» **Objective A**
Rewrite the records as a Markdown table with the columns Row and Line, starting at the first line of the records and ending at the line containing "Ellipse shape (349, 163, 374, 177)", with both ends included. Put a row number in Row and the line itself in Line, and leave out any blank lines.

[llvm] r296535 - Fix PR 24415 (at least), by making our post-dominator tree behavior sane.

Daniel Berlin via llvm-commits llvm-commits at lists.llvm.org
Thu Mar 2 10:54:33 PST 2017


(and, fwiw, i wrote this in a rush because i'm on vacation and running
around, but wanted to make sure i responded.
I didn't edit it very hard, so please don't assume I mean anything mean by
saying "non-standard", etc, in a bunch of places :P)

On Thu, Mar 2, 2017 at 10:51 AM, Daniel Berlin <dberlin at dberlin.org> wrote:

>
>
> On Tue, Feb 28, 2017 at 10:21 PM, Tobias Grosser <
> tobias.grosser at inf.ethz.ch> wrote:
>
>> Hi Daniel,
>>
>> I unfortunately missed this code review and I really would have liked to
>> be part of it. First, I am very glad to see that you started to work on
>> this problem. It is one I thought about quite a bit. You might remember
>> earlier discussions on this review thread:
>> https://reviews.llvm.org/D12676. I remember even at this time you wanted
>> to work on the (post) dom trees, but it took years for one of us (you in
>> this case) to move forward.
>>
>> Now, I am not sure the new behavior is entirely what I want.
>
>
> I'm not sure i believe we should go by that :).
>
>
>> In fact it
>> goes contrary to what I proposed in the patch mentioned before.
>
>
> Yes, it does, looking back.  I did not remember that at the time, my
> apologies!

» **Information given**
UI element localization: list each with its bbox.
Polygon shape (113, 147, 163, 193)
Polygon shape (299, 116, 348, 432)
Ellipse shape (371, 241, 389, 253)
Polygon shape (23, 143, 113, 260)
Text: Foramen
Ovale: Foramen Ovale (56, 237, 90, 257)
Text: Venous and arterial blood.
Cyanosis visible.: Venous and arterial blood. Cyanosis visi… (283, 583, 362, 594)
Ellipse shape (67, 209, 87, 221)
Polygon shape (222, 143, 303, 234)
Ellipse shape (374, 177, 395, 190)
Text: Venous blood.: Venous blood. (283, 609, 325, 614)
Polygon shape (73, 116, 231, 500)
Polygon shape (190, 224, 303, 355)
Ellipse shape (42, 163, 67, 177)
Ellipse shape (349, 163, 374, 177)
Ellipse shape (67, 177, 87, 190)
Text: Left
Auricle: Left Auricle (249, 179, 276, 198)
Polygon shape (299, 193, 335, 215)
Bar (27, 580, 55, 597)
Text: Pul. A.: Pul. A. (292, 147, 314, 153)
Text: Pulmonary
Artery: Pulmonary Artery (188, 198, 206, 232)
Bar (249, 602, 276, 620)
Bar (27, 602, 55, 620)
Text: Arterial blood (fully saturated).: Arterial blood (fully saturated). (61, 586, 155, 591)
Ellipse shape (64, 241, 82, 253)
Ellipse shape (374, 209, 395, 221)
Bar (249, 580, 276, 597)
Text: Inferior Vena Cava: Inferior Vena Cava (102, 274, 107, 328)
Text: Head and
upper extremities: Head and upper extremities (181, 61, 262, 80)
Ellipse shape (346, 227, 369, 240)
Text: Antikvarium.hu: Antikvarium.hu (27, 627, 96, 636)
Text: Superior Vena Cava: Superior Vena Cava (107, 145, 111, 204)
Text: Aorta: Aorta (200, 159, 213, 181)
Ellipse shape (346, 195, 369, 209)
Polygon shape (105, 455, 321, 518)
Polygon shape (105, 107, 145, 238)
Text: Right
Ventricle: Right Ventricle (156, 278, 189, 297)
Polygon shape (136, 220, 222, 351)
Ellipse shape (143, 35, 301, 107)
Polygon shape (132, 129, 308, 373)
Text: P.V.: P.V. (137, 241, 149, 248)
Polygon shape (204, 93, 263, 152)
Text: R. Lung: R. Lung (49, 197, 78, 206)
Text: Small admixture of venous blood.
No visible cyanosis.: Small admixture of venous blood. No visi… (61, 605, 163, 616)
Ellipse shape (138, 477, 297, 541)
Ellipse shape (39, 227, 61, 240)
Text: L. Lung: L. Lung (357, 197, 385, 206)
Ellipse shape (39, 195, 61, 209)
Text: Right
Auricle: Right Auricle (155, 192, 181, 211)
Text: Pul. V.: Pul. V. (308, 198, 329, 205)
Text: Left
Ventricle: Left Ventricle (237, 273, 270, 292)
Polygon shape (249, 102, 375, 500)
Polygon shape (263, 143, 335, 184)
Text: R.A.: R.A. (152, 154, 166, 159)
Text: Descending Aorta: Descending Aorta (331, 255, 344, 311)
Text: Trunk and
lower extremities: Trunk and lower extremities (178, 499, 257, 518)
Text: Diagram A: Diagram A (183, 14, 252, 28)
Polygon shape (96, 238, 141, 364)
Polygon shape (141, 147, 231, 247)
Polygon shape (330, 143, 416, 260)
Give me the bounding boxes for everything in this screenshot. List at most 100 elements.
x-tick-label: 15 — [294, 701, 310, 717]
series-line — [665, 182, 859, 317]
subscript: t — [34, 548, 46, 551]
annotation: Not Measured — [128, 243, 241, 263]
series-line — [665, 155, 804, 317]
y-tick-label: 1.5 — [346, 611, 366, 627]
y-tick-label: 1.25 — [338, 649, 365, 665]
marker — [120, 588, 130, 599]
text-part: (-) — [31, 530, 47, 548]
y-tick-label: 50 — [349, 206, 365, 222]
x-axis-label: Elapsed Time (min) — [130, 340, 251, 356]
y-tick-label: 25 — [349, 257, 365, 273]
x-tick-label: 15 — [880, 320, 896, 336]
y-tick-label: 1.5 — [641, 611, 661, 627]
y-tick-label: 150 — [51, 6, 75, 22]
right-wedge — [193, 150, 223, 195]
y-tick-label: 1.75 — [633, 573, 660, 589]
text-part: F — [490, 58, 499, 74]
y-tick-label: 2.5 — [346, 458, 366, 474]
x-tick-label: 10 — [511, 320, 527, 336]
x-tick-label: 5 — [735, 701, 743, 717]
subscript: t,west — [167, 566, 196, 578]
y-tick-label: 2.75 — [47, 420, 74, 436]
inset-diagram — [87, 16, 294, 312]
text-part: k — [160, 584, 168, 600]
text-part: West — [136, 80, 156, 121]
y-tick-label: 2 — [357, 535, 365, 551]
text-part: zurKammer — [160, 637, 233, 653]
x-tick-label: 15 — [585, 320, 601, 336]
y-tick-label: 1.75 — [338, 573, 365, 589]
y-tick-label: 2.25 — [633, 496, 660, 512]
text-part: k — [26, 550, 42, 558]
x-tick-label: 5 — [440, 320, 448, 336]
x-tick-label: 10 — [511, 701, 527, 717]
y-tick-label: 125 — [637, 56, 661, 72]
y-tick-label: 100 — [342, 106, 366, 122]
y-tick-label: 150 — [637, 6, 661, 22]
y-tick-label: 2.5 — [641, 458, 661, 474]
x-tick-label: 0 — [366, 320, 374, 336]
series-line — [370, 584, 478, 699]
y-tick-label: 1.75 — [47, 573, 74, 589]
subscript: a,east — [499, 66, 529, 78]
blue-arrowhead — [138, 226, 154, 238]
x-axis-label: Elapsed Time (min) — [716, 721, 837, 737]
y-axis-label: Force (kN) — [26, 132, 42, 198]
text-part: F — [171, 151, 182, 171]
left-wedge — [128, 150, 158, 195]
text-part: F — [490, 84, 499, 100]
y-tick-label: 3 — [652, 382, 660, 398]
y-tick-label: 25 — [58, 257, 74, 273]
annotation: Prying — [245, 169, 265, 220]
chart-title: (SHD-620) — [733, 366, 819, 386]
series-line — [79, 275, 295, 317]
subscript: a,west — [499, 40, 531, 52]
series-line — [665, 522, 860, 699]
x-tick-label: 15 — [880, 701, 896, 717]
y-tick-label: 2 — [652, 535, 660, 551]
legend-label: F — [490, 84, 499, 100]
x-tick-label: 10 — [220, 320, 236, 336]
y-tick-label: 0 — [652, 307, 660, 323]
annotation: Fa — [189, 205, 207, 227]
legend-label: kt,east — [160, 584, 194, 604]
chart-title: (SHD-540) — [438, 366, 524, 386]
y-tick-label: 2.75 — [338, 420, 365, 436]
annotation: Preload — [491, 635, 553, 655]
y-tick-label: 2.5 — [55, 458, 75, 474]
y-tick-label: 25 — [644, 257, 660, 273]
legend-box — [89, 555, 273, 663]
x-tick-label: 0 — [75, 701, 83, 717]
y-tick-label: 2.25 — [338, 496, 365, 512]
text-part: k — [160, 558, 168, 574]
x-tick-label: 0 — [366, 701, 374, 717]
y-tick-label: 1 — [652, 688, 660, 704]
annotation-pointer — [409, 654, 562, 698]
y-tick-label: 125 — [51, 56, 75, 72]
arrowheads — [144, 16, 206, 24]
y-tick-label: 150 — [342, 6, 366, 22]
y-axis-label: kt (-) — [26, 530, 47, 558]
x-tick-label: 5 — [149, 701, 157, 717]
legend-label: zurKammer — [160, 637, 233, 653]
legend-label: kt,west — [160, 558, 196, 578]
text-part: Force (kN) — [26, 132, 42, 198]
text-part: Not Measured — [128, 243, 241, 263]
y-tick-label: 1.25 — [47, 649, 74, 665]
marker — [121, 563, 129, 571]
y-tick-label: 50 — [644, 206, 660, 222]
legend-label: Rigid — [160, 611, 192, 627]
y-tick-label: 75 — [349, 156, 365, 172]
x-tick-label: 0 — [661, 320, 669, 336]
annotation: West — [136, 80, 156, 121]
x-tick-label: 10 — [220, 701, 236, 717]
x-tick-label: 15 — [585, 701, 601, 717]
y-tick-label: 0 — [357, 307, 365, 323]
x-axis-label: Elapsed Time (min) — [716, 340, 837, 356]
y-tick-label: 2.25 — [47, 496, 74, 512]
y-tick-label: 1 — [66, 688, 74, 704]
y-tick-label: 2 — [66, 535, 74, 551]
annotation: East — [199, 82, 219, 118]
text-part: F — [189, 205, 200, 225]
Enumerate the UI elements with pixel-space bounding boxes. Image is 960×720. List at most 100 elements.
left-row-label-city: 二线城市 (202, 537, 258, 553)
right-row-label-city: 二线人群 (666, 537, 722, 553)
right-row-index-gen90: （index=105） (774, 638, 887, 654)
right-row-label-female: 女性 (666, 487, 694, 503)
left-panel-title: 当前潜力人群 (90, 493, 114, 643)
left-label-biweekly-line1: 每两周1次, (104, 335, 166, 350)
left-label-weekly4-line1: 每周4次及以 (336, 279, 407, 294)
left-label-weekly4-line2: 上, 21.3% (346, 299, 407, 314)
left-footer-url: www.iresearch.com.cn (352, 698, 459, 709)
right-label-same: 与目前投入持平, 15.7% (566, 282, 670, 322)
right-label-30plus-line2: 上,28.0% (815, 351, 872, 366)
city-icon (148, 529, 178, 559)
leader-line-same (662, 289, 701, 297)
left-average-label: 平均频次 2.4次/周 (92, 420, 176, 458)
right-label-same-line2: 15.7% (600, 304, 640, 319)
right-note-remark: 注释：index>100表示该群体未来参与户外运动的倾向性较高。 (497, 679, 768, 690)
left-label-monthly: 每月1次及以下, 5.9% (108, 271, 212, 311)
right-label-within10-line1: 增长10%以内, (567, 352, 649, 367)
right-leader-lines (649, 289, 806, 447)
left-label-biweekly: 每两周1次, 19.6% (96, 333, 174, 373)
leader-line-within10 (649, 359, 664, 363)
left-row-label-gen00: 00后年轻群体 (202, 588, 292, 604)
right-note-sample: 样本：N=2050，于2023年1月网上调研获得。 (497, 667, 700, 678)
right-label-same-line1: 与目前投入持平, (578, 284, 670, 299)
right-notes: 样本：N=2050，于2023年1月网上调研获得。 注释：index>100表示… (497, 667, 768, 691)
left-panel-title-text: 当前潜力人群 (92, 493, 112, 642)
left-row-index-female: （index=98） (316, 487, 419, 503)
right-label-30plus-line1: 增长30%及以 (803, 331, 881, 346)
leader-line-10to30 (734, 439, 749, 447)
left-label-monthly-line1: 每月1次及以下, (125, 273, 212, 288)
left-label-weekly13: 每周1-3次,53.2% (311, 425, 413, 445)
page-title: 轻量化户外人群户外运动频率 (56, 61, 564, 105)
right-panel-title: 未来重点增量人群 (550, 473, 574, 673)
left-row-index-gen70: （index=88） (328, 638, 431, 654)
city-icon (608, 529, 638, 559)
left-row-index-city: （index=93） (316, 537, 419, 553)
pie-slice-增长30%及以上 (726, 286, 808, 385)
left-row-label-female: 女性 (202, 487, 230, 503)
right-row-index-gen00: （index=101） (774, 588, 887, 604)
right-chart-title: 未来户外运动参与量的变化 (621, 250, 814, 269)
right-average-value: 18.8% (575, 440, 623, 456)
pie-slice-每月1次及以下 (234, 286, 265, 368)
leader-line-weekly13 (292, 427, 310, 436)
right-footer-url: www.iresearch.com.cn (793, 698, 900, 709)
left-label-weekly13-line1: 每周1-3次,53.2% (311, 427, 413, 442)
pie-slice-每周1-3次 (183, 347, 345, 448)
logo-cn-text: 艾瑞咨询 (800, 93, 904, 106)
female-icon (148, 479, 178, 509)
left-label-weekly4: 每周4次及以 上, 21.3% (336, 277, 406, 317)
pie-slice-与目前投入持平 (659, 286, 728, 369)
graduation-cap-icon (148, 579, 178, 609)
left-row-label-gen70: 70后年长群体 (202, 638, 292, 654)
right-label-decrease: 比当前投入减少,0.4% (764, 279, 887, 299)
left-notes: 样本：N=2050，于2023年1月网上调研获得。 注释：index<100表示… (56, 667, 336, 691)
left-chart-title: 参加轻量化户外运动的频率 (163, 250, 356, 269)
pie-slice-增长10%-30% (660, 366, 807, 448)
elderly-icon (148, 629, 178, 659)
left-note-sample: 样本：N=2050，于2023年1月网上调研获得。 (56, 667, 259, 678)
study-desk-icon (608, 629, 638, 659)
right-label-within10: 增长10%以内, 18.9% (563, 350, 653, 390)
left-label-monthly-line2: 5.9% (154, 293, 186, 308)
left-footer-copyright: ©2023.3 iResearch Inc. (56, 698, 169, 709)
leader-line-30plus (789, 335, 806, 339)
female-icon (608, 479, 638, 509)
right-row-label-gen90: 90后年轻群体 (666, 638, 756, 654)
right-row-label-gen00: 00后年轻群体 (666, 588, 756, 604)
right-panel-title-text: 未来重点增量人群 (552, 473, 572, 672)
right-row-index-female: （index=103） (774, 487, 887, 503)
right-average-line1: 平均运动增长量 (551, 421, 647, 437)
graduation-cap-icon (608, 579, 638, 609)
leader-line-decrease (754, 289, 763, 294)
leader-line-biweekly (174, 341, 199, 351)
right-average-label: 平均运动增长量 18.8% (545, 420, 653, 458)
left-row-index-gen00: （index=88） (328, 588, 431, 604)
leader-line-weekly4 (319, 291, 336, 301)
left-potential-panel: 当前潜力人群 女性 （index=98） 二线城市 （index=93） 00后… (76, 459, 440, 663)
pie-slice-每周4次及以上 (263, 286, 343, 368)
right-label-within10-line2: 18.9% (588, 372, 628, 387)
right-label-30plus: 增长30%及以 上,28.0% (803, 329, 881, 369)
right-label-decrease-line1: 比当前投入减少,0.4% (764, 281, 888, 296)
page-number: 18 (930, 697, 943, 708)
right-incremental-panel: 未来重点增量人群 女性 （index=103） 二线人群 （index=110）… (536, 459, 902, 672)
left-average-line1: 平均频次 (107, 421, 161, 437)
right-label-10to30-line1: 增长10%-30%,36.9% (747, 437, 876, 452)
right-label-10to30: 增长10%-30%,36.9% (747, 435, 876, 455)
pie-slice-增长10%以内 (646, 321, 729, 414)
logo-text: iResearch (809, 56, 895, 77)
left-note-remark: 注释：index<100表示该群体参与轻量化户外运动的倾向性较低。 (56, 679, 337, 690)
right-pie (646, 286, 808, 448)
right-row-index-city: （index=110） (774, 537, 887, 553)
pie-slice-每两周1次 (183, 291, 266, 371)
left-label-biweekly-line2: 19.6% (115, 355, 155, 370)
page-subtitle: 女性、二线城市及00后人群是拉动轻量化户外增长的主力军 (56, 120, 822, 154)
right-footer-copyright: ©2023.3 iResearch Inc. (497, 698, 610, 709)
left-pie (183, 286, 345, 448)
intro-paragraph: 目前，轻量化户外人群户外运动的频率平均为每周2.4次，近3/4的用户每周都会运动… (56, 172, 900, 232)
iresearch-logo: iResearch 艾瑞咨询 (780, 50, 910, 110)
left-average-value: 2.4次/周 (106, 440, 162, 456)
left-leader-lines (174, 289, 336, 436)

» **Objective B**
Print the passage of the mailing-list message about post-dominator trees starting at "Daniel Berlin via" and ending at "of places :P)", copied word for word.

» **Output A**
| Row | Line |
|---|---|
| 1 | UI element localization: list each with its bbox. |
| 2 | Polygon shape (113, 147, 163, 193) |
| 3 | Polygon shape (299, 116, 348, 432) |
| 4 | Ellipse shape (371, 241, 389, 253) |
| 5 | Polygon shape (23, 143, 113, 260) |
| 6 | Text: Foramen |
| 7 | Ovale: Foramen Ovale (56, 237, 90, 257) |
| 8 | Text: Venous and arterial blood. |
| 9 | Cyanosis visible.: Venous and arterial blood. Cyanosis visi… (283, 583, 362, 594) |
| 10 | Ellipse shape (67, 209, 87, 221) |
| 11 | Polygon shape (222, 143, 303, 234) |
| 12 | Ellipse shape (374, 177, 395, 190) |
| 13 | Text: Venous blood.: Venous blood. (283, 609, 325, 614) |
| 14 | Polygon shape (73, 116, 231, 500) |
| 15 | Polygon shape (190, 224, 303, 355) |
| 16 | Ellipse shape (42, 163, 67, 177) |
| 17 | Ellipse shape (349, 163, 374, 177) |

» **Output B**
Daniel Berlin via llvm-commits llvm-commits at lists.llvm.org
Thu Mar 2 10:54:33 PST 2017


(and, fwiw, i wrote this in a rush because i'm on vacation and running
around, but wanted to make sure i responded.
I didn't edit it very hard, so please don't assume I mean anything mean by
saying "non-standard", etc, in a bunch of places :P)